- _Information provided_
== == ==
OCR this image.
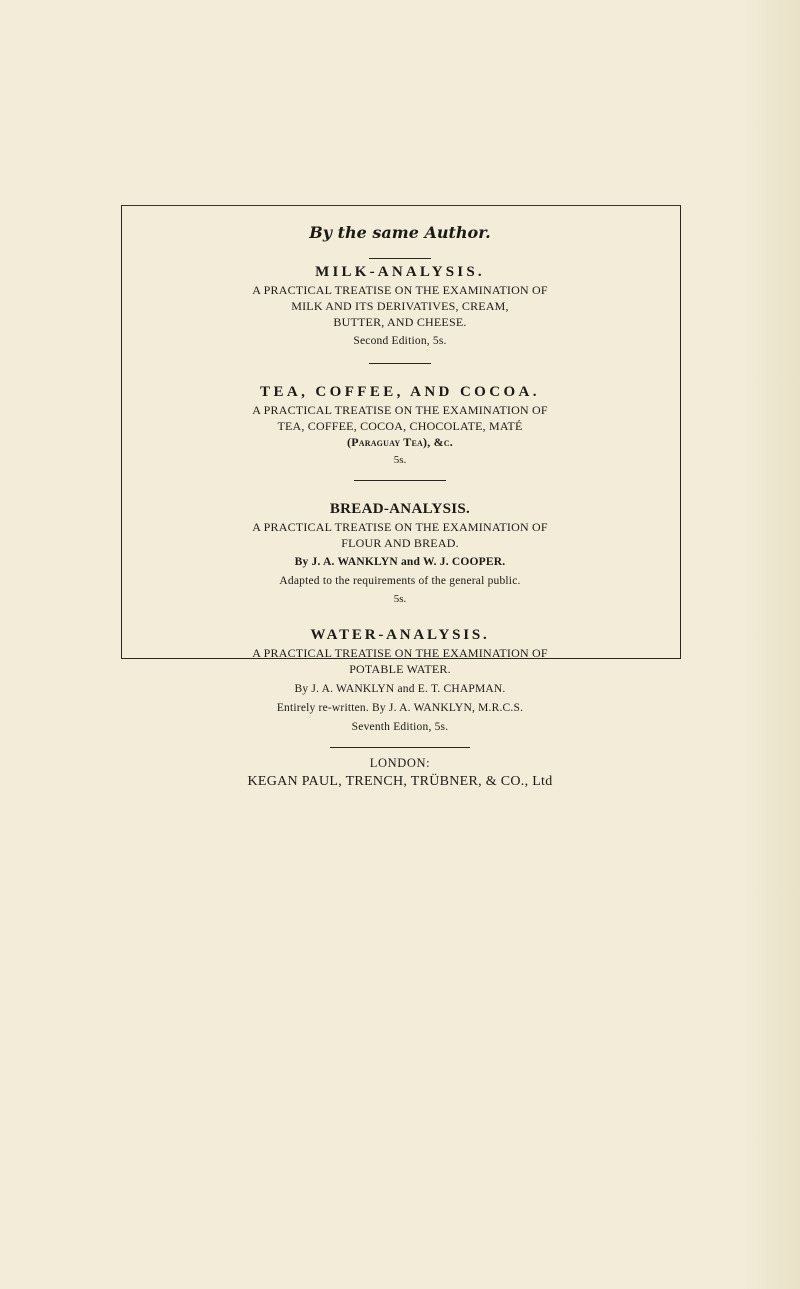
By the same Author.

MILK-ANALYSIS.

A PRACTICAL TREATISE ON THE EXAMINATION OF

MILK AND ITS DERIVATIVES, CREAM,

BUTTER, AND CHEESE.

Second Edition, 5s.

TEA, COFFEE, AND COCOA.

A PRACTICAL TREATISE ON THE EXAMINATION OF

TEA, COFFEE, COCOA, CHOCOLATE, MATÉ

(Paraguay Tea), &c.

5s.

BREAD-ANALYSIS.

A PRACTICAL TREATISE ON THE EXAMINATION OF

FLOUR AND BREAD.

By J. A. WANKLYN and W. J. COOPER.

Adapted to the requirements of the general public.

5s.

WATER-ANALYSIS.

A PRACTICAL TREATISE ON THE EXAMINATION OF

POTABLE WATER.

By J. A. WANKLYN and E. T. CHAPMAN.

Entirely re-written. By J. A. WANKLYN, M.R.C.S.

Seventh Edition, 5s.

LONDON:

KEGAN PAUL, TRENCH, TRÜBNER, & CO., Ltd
== == ==
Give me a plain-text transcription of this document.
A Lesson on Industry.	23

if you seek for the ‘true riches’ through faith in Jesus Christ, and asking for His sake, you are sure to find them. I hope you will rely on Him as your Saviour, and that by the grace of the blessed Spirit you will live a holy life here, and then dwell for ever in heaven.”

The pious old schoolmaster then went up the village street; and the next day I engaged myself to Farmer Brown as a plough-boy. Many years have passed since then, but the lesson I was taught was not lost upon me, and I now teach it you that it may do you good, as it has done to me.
== == ==
- _Work required_
How many of the lines in the listing above hold the word "ANALYSIS"? Report only that figure.

- _Task response_
3